Given instruction: Transcribe the listing that follows in full, omitting pictures.

Data for the task:

▼

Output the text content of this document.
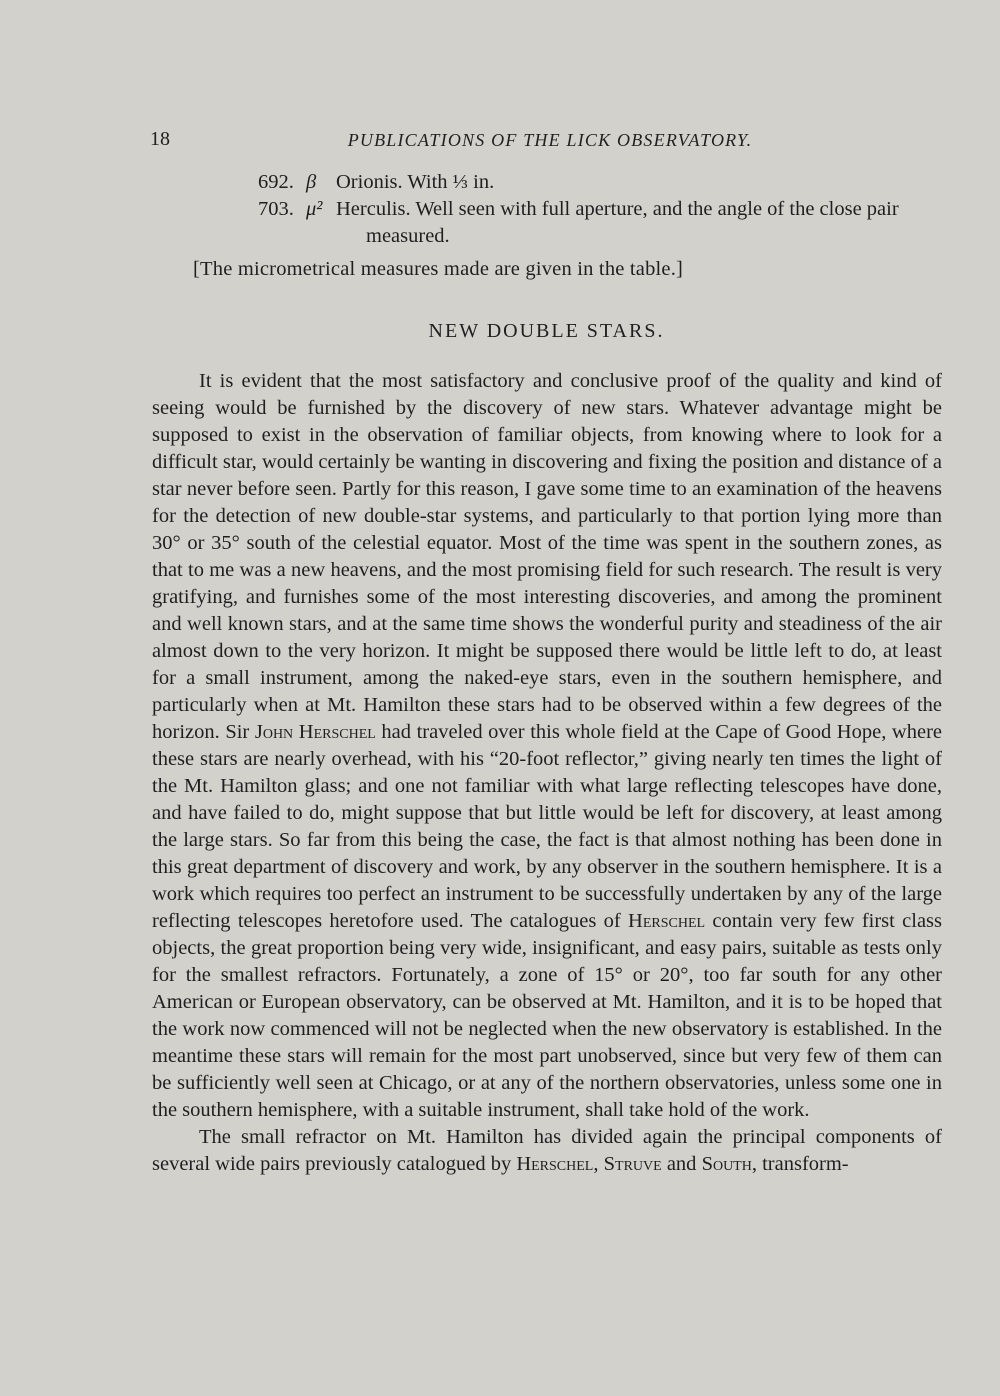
18	PUBLICATIONS OF THE LICK OBSERVATORY.
692. β Orionis. With ⅓ in.
703. μ² Herculis. Well seen with full aperture, and the angle of the close pair measured.
[The micrometrical measures made are given in the table.]
NEW DOUBLE STARS.

It is evident that the most satisfactory and conclusive proof of the quality and kind of seeing would be furnished by the discovery of new stars. Whatever advantage might be supposed to exist in the observation of familiar objects, from knowing where to look for a difficult star, would certainly be wanting in discovering and fixing the position and distance of a star never before seen. Partly for this reason, I gave some time to an examination of the heavens for the detection of new double-star systems, and particularly to that portion lying more than 30° or 35° south of the celestial equator. Most of the time was spent in the southern zones, as that to me was a new heavens, and the most promising field for such research. The result is very gratifying, and furnishes some of the most interesting discoveries, and among the prominent and well known stars, and at the same time shows the wonderful purity and steadiness of the air almost down to the very horizon. It might be supposed there would be little left to do, at least for a small instrument, among the naked-eye stars, even in the southern hemisphere, and particularly when at Mt. Hamilton these stars had to be observed within a few degrees of the horizon. Sir John Herschel had traveled over this whole field at the Cape of Good Hope, where these stars are nearly overhead, with his “20-foot reflector,” giving nearly ten times the light of the Mt. Hamilton glass; and one not familiar with what large reflecting telescopes have done, and have failed to do, might suppose that but little would be left for discovery, at least among the large stars. So far from this being the case, the fact is that almost nothing has been done in this great department of discovery and work, by any observer in the southern hemisphere. It is a work which requires too perfect an instrument to be successfully undertaken by any of the large reflecting telescopes heretofore used. The catalogues of Herschel contain very few first class objects, the great proportion being very wide, insignificant, and easy pairs, suitable as tests only for the smallest refractors. Fortunately, a zone of 15° or 20°, too far south for any other American or European observatory, can be observed at Mt. Hamilton, and it is to be hoped that the work now commenced will not be neglected when the new observatory is established. In the meantime these stars will remain for the most part unobserved, since but very few of them can be sufficiently well seen at Chicago, or at any of the northern observatories, unless some one in the southern hemisphere, with a suitable instrument, shall take hold of the work.

The small refractor on Mt. Hamilton has divided again the principal components of several wide pairs previously catalogued by Herschel, Struve and South, transform-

▲

The answer:
Output the text content of this document.
18	PUBLICATIONS OF THE LICK OBSERVATORY.
692. β Orionis. With ⅓ in.
703. μ² Herculis. Well seen with full aperture, and the angle of the close pair measured.
[The micrometrical measures made are given in the table.]
NEW DOUBLE STARS.

It is evident that the most satisfactory and conclusive proof of the quality and kind of seeing would be furnished by the discovery of new stars. Whatever advantage might be supposed to exist in the observation of familiar objects, from knowing where to look for a difficult star, would certainly be wanting in discovering and fixing the position and distance of a star never before seen. Partly for this reason, I gave some time to an examination of the heavens for the detection of new double-star systems, and particularly to that portion lying more than 30° or 35° south of the celestial equator. Most of the time was spent in the southern zones, as that to me was a new heavens, and the most promising field for such research. The result is very gratifying, and furnishes some of the most interesting discoveries, and among the prominent and well known stars, and at the same time shows the wonderful purity and steadiness of the air almost down to the very horizon. It might be supposed there would be little left to do, at least for a small instrument, among the naked-eye stars, even in the southern hemisphere, and particularly when at Mt. Hamilton these stars had to be observed within a few degrees of the horizon. Sir John Herschel had traveled over this whole field at the Cape of Good Hope, where these stars are nearly overhead, with his “20-foot reflector,” giving nearly ten times the light of the Mt. Hamilton glass; and one not familiar with what large reflecting telescopes have done, and have failed to do, might suppose that but little would be left for discovery, at least among the large stars. So far from this being the case, the fact is that almost nothing has been done in this great department of discovery and work, by any observer in the southern hemisphere. It is a work which requires too perfect an instrument to be successfully undertaken by any of the large reflecting telescopes heretofore used. The catalogues of Herschel contain very few first class objects, the great proportion being very wide, insignificant, and easy pairs, suitable as tests only for the smallest refractors. Fortunately, a zone of 15° or 20°, too far south for any other American or European observatory, can be observed at Mt. Hamilton, and it is to be hoped that the work now commenced will not be neglected when the new observatory is established. In the meantime these stars will remain for the most part unobserved, since but very few of them can be sufficiently well seen at Chicago, or at any of the northern observatories, unless some one in the southern hemisphere, with a suitable instrument, shall take hold of the work.

The small refractor on Mt. Hamilton has divided again the principal components of several wide pairs previously catalogued by Herschel, Struve and South, transform-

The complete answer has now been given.